*AIM:* For the copy, please give all of the data again exactly and leave the pictures out.

— begin —

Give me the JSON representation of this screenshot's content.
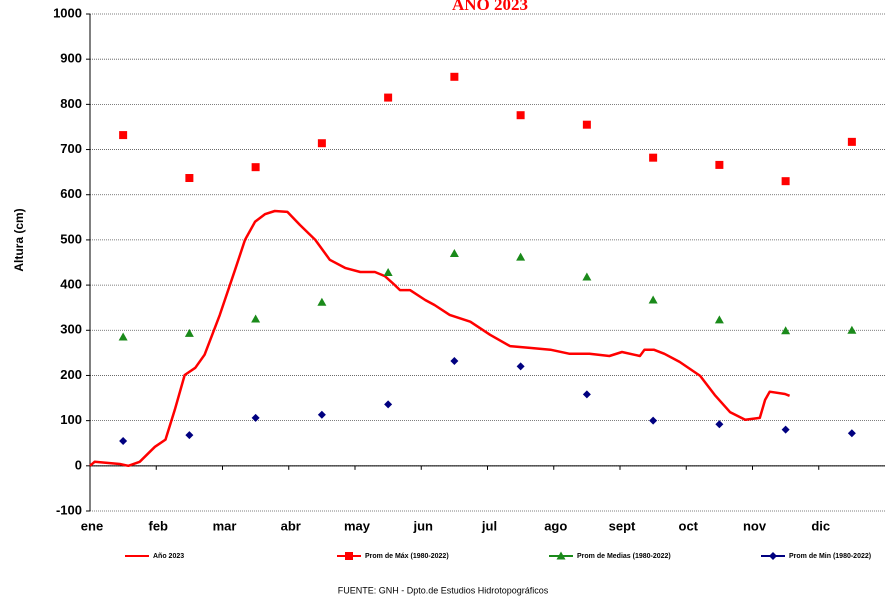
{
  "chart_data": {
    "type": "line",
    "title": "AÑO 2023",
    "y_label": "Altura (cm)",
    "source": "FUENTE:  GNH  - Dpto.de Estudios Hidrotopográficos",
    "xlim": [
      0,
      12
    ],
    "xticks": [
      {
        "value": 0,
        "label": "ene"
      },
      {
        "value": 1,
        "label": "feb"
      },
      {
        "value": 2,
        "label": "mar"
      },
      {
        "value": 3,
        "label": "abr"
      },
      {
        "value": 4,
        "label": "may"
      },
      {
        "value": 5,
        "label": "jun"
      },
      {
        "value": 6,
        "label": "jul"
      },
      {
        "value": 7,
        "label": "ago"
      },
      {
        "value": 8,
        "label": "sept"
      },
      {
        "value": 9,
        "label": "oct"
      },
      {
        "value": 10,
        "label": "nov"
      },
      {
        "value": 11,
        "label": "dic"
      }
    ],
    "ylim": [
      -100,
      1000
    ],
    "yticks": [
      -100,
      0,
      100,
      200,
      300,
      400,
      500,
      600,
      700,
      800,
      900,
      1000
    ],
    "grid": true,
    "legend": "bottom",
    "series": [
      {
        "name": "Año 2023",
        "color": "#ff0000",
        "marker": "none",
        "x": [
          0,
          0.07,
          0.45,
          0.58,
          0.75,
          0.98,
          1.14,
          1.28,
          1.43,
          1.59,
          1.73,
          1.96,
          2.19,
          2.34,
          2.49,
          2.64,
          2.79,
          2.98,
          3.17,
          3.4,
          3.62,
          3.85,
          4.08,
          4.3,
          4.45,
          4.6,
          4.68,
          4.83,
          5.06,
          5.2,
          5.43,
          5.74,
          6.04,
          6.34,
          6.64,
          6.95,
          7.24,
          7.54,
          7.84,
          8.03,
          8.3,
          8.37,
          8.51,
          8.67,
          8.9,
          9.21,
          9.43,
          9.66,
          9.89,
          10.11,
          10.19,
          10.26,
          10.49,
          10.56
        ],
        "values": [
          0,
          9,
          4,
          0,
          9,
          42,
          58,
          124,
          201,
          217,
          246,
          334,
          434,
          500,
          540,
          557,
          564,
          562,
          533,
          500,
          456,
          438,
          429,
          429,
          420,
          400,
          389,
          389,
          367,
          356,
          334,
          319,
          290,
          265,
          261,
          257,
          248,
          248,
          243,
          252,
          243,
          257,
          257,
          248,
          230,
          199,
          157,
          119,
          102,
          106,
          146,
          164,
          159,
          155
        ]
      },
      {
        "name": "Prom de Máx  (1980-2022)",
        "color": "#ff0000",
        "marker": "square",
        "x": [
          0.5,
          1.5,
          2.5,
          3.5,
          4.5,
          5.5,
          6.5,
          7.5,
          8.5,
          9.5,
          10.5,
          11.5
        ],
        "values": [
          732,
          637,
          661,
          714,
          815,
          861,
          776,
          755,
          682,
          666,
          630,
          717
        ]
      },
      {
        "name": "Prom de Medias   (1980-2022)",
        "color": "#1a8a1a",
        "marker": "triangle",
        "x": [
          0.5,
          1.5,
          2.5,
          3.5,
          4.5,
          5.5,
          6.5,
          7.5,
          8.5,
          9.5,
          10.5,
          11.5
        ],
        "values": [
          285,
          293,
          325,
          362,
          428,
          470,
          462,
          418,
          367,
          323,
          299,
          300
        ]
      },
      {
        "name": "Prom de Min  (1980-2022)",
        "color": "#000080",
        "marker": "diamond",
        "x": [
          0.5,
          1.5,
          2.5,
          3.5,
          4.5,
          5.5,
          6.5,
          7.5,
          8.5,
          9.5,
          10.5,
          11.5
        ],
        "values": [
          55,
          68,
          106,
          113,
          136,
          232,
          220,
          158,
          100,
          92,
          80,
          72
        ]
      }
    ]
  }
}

— end —

*ANSWER TO THE TASK:*
Give me the JSON representation of this screenshot's content.
{
  "chart_data": {
    "type": "line",
    "title": "AÑO 2023",
    "y_label": "Altura (cm)",
    "source": "FUENTE:  GNH  - Dpto.de Estudios Hidrotopográficos",
    "xlim": [
      0,
      12
    ],
    "xticks": [
      {
        "value": 0,
        "label": "ene"
      },
      {
        "value": 1,
        "label": "feb"
      },
      {
        "value": 2,
        "label": "mar"
      },
      {
        "value": 3,
        "label": "abr"
      },
      {
        "value": 4,
        "label": "may"
      },
      {
        "value": 5,
        "label": "jun"
      },
      {
        "value": 6,
        "label": "jul"
      },
      {
        "value": 7,
        "label": "ago"
      },
      {
        "value": 8,
        "label": "sept"
      },
      {
        "value": 9,
        "label": "oct"
      },
      {
        "value": 10,
        "label": "nov"
      },
      {
        "value": 11,
        "label": "dic"
      }
    ],
    "ylim": [
      -100,
      1000
    ],
    "yticks": [
      -100,
      0,
      100,
      200,
      300,
      400,
      500,
      600,
      700,
      800,
      900,
      1000
    ],
    "grid": true,
    "legend": "bottom",
    "series": [
      {
        "name": "Año 2023",
        "color": "#ff0000",
        "marker": "none",
        "x": [
          0,
          0.07,
          0.45,
          0.58,
          0.75,
          0.98,
          1.14,
          1.28,
          1.43,
          1.59,
          1.73,
          1.96,
          2.19,
          2.34,
          2.49,
          2.64,
          2.79,
          2.98,
          3.17,
          3.4,
          3.62,
          3.85,
          4.08,
          4.3,
          4.45,
          4.6,
          4.68,
          4.83,
          5.06,
          5.2,
          5.43,
          5.74,
          6.04,
          6.34,
          6.64,
          6.95,
          7.24,
          7.54,
          7.84,
          8.03,
          8.3,
          8.37,
          8.51,
          8.67,
          8.9,
          9.21,
          9.43,
          9.66,
          9.89,
          10.11,
          10.19,
          10.26,
          10.49,
          10.56
        ],
        "values": [
          0,
          9,
          4,
          0,
          9,
          42,
          58,
          124,
          201,
          217,
          246,
          334,
          434,
          500,
          540,
          557,
          564,
          562,
          533,
          500,
          456,
          438,
          429,
          429,
          420,
          400,
          389,
          389,
          367,
          356,
          334,
          319,
          290,
          265,
          261,
          257,
          248,
          248,
          243,
          252,
          243,
          257,
          257,
          248,
          230,
          199,
          157,
          119,
          102,
          106,
          146,
          164,
          159,
          155
        ]
      },
      {
        "name": "Prom de Máx  (1980-2022)",
        "color": "#ff0000",
        "marker": "square",
        "x": [
          0.5,
          1.5,
          2.5,
          3.5,
          4.5,
          5.5,
          6.5,
          7.5,
          8.5,
          9.5,
          10.5,
          11.5
        ],
        "values": [
          732,
          637,
          661,
          714,
          815,
          861,
          776,
          755,
          682,
          666,
          630,
          717
        ]
      },
      {
        "name": "Prom de Medias   (1980-2022)",
        "color": "#1a8a1a",
        "marker": "triangle",
        "x": [
          0.5,
          1.5,
          2.5,
          3.5,
          4.5,
          5.5,
          6.5,
          7.5,
          8.5,
          9.5,
          10.5,
          11.5
        ],
        "values": [
          285,
          293,
          325,
          362,
          428,
          470,
          462,
          418,
          367,
          323,
          299,
          300
        ]
      },
      {
        "name": "Prom de Min  (1980-2022)",
        "color": "#000080",
        "marker": "diamond",
        "x": [
          0.5,
          1.5,
          2.5,
          3.5,
          4.5,
          5.5,
          6.5,
          7.5,
          8.5,
          9.5,
          10.5,
          11.5
        ],
        "values": [
          55,
          68,
          106,
          113,
          136,
          232,
          220,
          158,
          100,
          92,
          80,
          72
        ]
      }
    ]
  }
}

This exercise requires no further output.